*Task details*:
Filter this data down to the lines that hold "name", and copy them.

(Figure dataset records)
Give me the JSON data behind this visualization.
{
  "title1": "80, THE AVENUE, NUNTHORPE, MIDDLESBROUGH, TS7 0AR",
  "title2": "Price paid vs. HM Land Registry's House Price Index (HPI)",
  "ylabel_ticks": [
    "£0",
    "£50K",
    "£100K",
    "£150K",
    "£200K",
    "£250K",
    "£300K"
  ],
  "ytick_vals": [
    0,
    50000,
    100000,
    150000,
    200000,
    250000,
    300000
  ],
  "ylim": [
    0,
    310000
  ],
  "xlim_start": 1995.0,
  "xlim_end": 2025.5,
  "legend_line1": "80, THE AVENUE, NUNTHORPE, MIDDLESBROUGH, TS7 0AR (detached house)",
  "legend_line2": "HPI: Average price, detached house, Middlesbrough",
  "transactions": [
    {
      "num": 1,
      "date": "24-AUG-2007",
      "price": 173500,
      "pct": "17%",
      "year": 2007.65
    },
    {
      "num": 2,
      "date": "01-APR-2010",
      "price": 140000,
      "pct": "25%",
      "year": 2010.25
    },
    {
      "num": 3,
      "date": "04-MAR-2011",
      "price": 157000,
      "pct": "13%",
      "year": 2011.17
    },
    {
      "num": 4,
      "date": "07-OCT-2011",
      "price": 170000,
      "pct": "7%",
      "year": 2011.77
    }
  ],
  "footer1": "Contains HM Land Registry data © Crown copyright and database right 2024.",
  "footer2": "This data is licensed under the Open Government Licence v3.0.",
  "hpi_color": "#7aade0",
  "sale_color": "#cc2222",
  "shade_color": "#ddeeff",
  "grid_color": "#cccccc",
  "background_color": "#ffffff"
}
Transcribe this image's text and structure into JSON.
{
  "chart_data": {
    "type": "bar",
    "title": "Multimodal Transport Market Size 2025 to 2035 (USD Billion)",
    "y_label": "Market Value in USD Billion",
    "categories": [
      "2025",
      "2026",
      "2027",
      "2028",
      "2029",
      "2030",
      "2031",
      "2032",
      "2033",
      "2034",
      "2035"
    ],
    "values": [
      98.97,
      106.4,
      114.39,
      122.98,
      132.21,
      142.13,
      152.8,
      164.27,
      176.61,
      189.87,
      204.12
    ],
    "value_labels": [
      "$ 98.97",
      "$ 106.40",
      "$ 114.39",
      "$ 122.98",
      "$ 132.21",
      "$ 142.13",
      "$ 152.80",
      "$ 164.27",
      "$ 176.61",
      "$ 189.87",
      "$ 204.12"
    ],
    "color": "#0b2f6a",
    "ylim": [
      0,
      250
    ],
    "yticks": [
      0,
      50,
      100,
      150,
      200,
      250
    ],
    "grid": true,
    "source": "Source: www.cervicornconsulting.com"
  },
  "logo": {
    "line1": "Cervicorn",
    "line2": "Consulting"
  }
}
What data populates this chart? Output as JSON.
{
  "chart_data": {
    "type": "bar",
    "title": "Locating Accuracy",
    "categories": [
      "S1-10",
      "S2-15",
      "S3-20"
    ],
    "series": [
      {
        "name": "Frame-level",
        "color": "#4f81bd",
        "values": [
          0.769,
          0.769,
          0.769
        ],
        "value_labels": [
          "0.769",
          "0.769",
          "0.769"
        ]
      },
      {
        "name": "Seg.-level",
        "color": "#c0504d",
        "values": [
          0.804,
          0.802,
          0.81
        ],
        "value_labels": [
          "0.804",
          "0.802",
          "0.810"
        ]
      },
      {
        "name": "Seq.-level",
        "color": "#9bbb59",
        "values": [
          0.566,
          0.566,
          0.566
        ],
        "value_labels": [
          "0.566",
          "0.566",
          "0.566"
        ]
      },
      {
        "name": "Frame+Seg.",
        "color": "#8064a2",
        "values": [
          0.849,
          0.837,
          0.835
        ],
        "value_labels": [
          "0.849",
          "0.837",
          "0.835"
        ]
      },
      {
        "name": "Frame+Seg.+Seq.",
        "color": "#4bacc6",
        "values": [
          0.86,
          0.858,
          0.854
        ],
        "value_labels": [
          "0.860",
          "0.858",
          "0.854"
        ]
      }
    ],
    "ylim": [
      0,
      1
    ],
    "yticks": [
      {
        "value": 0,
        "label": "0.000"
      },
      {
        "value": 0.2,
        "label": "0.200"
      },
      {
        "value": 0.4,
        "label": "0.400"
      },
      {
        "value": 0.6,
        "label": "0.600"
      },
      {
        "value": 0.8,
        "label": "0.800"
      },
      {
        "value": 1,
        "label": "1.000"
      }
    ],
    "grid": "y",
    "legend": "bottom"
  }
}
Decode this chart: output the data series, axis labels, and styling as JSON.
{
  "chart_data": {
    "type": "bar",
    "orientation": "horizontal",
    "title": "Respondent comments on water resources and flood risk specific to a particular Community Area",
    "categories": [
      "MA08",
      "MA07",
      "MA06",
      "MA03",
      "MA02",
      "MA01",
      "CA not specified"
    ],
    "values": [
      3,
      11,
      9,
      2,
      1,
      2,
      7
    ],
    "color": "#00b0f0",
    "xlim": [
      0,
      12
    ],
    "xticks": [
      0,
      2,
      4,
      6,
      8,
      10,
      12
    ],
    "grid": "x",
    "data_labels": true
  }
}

*Full answer*:
        "name": "Frame-level",
        "name": "Seg.-level",
        "name": "Seq.-level",
        "name": "Frame+Seg.",
        "name": "Frame+Seg.+Seq.",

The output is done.